*Requisiti dell'esercizio*:
A – Rispondi alle domande sul testo selezionato.
(i) Qual è il modello del portatile e quale versione del firmware aveva?
(ii) Quale controllo crittografico è stato neutralizzato?
(iii) Quante opzioni nascoste dal produttore sono state rese visibili?
B – Prosegui il testo selezionato sullo sblocco del portatile HP, ripartendo subito dopo la sua ultima frase.

Sfide scientifiche
Un portatile HP bloccato da una password del BIOS, acquistato sul mercato dell’usato e apparentemente destinato a diventare un costoso fermacarte, è tornato pienamente utilizzabile grazie a un lavoro di reverse engineering assistito da Claude Code. Il caso riguarda un HP 15-dw1036ne con firmware F.68, macchina basata su processori Intel Core di decima generazione e commercializzata attorno al 2020. Il proprietario non ha semplicemente recuperato l’accesso alle impostazioni: ha modificato il firmware, neutralizzato un controllo crittografico RSA-2048 e reso visibili 55 opzioni che il produttore aveva nascosto.

Voci salvate

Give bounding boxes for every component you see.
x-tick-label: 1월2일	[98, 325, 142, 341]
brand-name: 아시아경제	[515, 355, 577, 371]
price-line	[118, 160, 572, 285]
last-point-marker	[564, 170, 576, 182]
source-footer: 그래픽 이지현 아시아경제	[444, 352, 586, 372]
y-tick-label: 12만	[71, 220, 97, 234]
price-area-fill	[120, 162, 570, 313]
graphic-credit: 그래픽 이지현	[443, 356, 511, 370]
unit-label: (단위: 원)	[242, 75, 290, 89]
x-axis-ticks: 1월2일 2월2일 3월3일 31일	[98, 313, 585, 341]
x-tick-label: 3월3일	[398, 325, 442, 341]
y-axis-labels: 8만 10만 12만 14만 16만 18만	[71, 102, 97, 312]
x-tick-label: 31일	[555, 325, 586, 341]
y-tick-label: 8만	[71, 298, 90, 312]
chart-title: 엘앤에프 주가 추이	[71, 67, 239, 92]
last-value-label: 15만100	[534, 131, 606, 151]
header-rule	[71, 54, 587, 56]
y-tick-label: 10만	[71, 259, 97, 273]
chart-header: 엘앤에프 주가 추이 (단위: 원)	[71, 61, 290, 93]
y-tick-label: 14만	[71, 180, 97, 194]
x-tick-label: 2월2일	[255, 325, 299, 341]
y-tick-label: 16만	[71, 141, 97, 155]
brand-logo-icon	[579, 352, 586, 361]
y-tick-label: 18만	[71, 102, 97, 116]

*Risultati attesi*:
A –
(i) HP 15-dw1036ne, firmware F.68
(ii) RSA-2048
(iii) 55

B –
L’episodio raccontato pubblicamente non dimostra che un chatbot possa sbloccare con pochi comandi qualsiasi computer. Dietro il risultato ci sono un programmatore SPI CH341A, numerosi tentativi di scrittura, strumenti di analisi binaria e una discreta conoscenza dell’architettura UEFI. Rende palese che i modelli generativi orientati alla programmazione stanno diventando assistenti credibili anche nelle attività di reverse engineering, un terreno che fino a poco tempo fa richiedeva lunghe sessioni manuali tra disassembler, strutture binarie e codice macchina.